**EXTRAIT CITÉ:**
Plusieurs études ont montré que la capacité d’une entreprise à pratiquer des prix élevés est fonction de son statut social et de sa réputation (Benjamin et Podolny, 1999; Rindova, Williamson, Petkova et Sever, 2005). Alors que ces deux ressources influencent probablement sa capacité à exporter, il n’existe aucun travail de recherche sur ce thème. Notre objectif est de remédier à cette situation. Pour cela, nous adopterons une démarche en deux étapes. Dans un premier temps, nous nous intéresserons à l’influence indépendante du statut social et de la réputation à l’international sur la capacité à exporter. Dans un second temps, nous étudierons leur influence conjointe. L’intensité de la relation entre la réputation à l’international et la capacité à exporter est-elle plus forte pour les entreprises dont le statut social est élevé ou pour les entreprises dont le statut social est peu élevé ? Comme il n’y a pas de consensus dans la littérature, nous développerons (et testerons) deux hypothèses « concurrentes ».

L’étude empirique a été menée dans le vignoble bordelais. Une caractéristique particulièrement intéressante de cette région est que des classements reflétant le statut social des propriétés viticoles y sont utilisés depuis le 19ème siècle (Markham, 1998). Des indicateurs permettant d’évaluer leur réputation à l’international y existent également depuis longtemps. L’article est structuré de la manière suivante. Nous commencerons par faire une brève présentation du vignoble bordelais. Puis, nous développerons les hypothèses. Nous décrirons ensuite les données et la méthodologie utilisées pour les tester. Enfin, nous présenterons les résultats et nous discuterons leurs implications.

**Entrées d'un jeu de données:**
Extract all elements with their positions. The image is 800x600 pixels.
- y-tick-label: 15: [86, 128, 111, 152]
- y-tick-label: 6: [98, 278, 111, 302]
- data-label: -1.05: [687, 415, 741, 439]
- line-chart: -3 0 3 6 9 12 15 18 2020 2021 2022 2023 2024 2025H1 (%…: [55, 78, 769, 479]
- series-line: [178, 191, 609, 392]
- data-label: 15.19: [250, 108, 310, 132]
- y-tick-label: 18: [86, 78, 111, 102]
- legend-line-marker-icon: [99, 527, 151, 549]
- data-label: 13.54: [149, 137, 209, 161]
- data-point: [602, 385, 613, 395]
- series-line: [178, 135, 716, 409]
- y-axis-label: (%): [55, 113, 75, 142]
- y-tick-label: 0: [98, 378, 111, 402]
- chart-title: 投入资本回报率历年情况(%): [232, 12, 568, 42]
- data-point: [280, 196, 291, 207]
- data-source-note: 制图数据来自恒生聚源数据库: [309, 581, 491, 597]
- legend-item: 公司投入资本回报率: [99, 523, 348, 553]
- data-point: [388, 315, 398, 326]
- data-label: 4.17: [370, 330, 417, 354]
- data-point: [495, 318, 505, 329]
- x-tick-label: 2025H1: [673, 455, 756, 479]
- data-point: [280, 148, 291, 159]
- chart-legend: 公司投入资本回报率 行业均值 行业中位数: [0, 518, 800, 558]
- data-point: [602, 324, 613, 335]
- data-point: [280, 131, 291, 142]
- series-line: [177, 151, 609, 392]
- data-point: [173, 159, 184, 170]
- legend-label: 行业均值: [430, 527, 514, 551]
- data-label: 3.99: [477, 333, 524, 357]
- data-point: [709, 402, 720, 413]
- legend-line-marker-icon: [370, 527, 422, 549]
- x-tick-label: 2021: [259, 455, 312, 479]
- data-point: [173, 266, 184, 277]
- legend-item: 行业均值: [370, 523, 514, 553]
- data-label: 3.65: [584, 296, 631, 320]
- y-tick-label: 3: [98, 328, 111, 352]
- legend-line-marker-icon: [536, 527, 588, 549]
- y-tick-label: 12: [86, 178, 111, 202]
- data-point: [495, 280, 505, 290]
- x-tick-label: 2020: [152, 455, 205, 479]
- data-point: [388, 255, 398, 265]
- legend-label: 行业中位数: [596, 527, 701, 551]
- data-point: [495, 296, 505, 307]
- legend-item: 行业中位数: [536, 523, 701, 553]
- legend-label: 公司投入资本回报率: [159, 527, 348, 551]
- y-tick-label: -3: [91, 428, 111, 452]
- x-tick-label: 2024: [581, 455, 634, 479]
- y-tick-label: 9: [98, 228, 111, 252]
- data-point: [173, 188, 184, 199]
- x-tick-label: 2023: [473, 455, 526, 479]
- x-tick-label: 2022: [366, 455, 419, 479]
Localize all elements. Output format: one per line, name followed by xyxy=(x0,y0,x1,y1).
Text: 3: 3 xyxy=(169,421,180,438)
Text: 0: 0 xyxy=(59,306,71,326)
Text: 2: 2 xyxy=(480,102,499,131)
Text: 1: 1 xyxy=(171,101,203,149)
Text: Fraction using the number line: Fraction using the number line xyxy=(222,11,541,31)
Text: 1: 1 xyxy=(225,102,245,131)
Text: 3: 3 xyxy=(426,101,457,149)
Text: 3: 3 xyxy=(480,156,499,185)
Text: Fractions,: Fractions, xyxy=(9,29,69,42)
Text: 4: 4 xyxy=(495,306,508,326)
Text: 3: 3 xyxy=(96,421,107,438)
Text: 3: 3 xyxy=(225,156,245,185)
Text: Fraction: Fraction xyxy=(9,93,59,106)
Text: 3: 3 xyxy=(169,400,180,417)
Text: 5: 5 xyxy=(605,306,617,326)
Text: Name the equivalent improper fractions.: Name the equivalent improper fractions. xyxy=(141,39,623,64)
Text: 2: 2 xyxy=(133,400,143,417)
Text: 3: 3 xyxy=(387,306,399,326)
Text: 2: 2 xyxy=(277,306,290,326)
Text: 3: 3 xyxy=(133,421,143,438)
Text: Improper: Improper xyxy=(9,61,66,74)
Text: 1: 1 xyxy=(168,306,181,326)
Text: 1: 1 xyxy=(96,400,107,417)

**ACTIONS DEMANDÉES:**
**1.** D'après l'extrait, dans quelle région l'étude empirique a-t-elle été menée ?
**2.** Reproduisez l'extrait de « L’étude empirique a » à « discuterons leurs implications. ».
Vous n'avez pas besoin des enregistrements.

**RÉPONSES PAR CONSIGNE:**
**1.** Dans le vignoble bordelais.

**2.**
L’étude empirique a été menée dans le vignoble bordelais. Une caractéristique particulièrement intéressante de cette région est que des classements reflétant le statut social des propriétés viticoles y sont utilisés depuis le 19ème siècle (Markham, 1998). Des indicateurs permettant d’évaluer leur réputation à l’international y existent également depuis longtemps. L’article est structuré de la manière suivante. Nous commencerons par faire une brève présentation du vignoble bordelais. Puis, nous développerons les hypothèses. Nous décrirons ensuite les données et la méthodologie utilisées pour les tester. Enfin, nous présenterons les résultats et nous discuterons leurs implications.